Entries taken from a collection
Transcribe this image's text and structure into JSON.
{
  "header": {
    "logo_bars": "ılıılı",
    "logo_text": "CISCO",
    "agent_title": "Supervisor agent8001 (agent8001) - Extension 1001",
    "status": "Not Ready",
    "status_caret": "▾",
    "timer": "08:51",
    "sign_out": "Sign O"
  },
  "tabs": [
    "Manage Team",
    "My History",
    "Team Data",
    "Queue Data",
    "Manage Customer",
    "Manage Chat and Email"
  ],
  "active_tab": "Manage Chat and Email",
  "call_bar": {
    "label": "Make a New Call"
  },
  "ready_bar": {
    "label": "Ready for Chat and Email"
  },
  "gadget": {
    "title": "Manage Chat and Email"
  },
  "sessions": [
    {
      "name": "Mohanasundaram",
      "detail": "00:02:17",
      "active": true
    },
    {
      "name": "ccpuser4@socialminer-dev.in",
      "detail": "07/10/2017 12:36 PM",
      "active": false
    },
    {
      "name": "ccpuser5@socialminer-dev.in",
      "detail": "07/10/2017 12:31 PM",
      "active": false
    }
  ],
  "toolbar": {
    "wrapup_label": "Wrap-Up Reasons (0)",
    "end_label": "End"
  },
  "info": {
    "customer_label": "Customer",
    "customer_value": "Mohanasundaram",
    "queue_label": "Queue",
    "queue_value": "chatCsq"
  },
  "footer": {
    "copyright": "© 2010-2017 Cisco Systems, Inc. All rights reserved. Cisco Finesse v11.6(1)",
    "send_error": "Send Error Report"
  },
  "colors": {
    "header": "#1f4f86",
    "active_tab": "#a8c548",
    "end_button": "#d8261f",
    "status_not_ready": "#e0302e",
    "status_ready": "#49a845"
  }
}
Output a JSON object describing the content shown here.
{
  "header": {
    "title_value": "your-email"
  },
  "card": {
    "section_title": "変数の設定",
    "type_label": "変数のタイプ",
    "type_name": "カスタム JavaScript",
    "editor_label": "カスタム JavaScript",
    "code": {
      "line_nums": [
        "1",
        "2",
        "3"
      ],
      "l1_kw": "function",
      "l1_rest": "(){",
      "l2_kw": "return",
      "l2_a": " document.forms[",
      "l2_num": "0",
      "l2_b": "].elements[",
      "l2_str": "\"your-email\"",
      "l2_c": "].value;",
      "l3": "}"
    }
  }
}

● **Exercise description**
Return all of the data word for word.

● **Output below**
Transcribe this image's text and structure into JSON.
{
  "header": {
    "logo_bars": "ılıılı",
    "logo_text": "CISCO",
    "agent_title": "Supervisor agent8001 (agent8001) - Extension 1001",
    "status": "Not Ready",
    "status_caret": "▾",
    "timer": "08:51",
    "sign_out": "Sign O"
  },
  "tabs": [
    "Manage Team",
    "My History",
    "Team Data",
    "Queue Data",
    "Manage Customer",
    "Manage Chat and Email"
  ],
  "active_tab": "Manage Chat and Email",
  "call_bar": {
    "label": "Make a New Call"
  },
  "ready_bar": {
    "label": "Ready for Chat and Email"
  },
  "gadget": {
    "title": "Manage Chat and Email"
  },
  "sessions": [
    {
      "name": "Mohanasundaram",
      "detail": "00:02:17",
      "active": true
    },
    {
      "name": "ccpuser4@socialminer-dev.in",
      "detail": "07/10/2017 12:36 PM",
      "active": false
    },
    {
      "name": "ccpuser5@socialminer-dev.in",
      "detail": "07/10/2017 12:31 PM",
      "active": false
    }
  ],
  "toolbar": {
    "wrapup_label": "Wrap-Up Reasons (0)",
    "end_label": "End"
  },
  "info": {
    "customer_label": "Customer",
    "customer_value": "Mohanasundaram",
    "queue_label": "Queue",
    "queue_value": "chatCsq"
  },
  "footer": {
    "copyright": "© 2010-2017 Cisco Systems, Inc. All rights reserved. Cisco Finesse v11.6(1)",
    "send_error": "Send Error Report"
  },
  "colors": {
    "header": "#1f4f86",
    "active_tab": "#a8c548",
    "end_button": "#d8261f",
    "status_not_ready": "#e0302e",
    "status_ready": "#49a845"
  }
}
Output a JSON object describing the content shown here.
{
  "header": {
    "title_value": "your-email"
  },
  "card": {
    "section_title": "変数の設定",
    "type_label": "変数のタイプ",
    "type_name": "カスタム JavaScript",
    "editor_label": "カスタム JavaScript",
    "code": {
      "line_nums": [
        "1",
        "2",
        "3"
      ],
      "l1_kw": "function",
      "l1_rest": "(){",
      "l2_kw": "return",
      "l2_a": " document.forms[",
      "l2_num": "0",
      "l2_b": "].elements[",
      "l2_str": "\"your-email\"",
      "l2_c": "].value;",
      "l3": "}"
    }
  }
}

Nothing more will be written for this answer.